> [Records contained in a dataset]

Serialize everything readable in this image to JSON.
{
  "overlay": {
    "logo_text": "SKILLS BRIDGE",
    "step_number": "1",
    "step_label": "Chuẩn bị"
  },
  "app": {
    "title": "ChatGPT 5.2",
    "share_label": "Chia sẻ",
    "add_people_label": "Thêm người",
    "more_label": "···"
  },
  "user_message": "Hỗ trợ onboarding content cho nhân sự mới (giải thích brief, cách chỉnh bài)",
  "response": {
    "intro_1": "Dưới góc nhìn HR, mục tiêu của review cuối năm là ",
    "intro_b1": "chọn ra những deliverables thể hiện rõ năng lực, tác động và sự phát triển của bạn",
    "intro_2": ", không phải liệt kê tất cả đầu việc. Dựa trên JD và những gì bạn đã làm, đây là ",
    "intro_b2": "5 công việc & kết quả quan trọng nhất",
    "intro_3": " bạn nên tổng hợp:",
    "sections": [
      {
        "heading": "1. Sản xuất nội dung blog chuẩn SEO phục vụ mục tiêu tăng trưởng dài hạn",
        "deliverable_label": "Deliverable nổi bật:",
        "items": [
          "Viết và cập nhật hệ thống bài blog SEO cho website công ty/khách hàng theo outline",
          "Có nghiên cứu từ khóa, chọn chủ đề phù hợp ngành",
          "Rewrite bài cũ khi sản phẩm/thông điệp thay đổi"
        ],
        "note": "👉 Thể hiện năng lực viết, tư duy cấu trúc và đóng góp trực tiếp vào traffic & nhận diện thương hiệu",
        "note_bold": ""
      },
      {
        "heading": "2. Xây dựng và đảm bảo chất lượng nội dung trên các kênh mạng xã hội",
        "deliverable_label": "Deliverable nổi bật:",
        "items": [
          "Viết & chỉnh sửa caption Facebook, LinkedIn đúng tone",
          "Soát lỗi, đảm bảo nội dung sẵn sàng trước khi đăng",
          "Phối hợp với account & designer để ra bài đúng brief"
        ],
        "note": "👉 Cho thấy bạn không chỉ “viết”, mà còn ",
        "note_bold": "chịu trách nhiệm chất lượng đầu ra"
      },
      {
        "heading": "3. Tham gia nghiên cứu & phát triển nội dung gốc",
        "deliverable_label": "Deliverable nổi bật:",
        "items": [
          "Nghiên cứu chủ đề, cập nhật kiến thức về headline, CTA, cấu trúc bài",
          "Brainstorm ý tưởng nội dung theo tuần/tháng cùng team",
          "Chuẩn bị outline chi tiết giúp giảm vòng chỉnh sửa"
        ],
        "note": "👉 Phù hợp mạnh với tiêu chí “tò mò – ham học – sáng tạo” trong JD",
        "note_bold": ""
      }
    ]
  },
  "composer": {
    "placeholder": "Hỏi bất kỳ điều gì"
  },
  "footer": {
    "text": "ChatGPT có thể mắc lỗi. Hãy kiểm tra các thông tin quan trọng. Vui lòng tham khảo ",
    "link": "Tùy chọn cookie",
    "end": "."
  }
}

> [INSTRUCTIONS TO FOLLOW] Make a list of all lines in the data that contain "ChatGPT".

> [EXERCISE RESPONSE]
    "title": "ChatGPT 5.2",
    "text": "ChatGPT có thể mắc lỗi. Hãy kiểm tra các thông tin quan trọng. Vui lòng tham khảo ",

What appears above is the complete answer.